"""
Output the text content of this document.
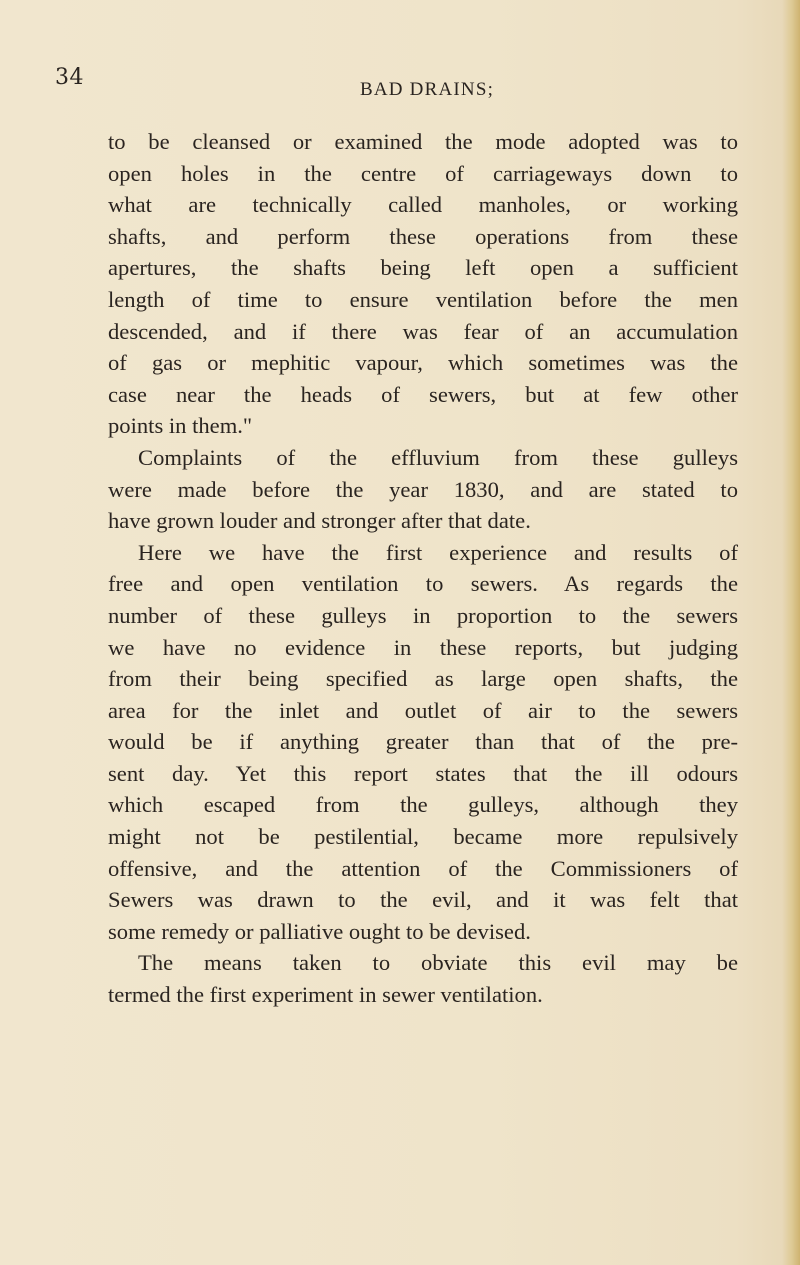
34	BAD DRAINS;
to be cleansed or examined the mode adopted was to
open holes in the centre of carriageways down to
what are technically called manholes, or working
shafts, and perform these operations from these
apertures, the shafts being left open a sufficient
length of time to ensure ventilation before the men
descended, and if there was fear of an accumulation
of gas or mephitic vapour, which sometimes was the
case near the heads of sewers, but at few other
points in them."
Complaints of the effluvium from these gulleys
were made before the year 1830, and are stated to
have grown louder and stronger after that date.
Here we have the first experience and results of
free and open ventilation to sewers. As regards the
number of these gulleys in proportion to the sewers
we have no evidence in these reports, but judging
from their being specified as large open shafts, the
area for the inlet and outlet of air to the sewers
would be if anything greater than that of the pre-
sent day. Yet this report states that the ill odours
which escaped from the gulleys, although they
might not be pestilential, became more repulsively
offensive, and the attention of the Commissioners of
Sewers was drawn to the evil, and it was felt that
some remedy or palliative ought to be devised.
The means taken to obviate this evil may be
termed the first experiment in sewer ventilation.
"""
"""
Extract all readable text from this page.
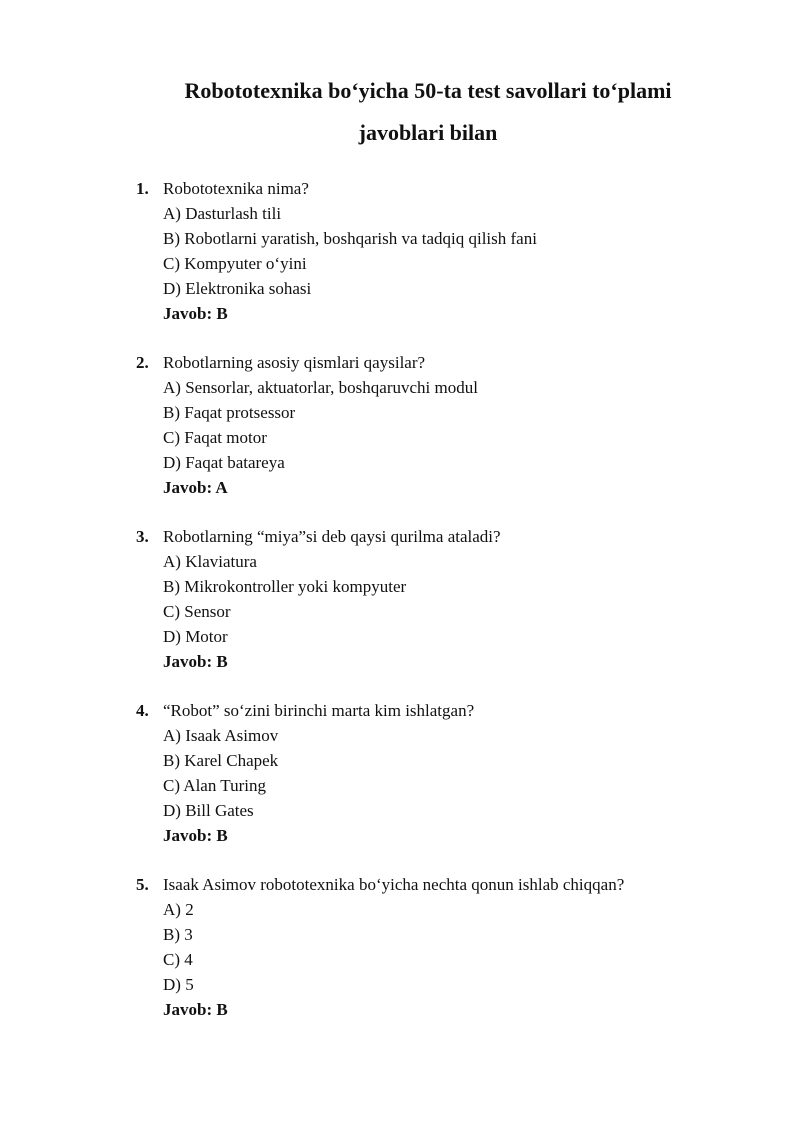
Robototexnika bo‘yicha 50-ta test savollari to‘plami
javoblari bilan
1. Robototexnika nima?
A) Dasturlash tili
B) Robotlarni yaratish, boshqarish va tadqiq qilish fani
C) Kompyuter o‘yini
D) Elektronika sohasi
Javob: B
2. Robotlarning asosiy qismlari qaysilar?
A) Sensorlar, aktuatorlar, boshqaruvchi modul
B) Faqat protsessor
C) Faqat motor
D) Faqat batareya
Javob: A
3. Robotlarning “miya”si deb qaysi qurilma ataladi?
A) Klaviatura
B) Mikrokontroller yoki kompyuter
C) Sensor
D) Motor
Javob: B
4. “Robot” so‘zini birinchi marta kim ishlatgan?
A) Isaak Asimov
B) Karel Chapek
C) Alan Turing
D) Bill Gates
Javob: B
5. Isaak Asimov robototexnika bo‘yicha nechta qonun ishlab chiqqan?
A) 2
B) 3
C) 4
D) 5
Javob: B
"""
## THE PROBLEM
Out of the material above, gather each line where "Faqat" appears.

## IN RESPONSE
B) Faqat protsessor
C) Faqat motor
D) Faqat batareya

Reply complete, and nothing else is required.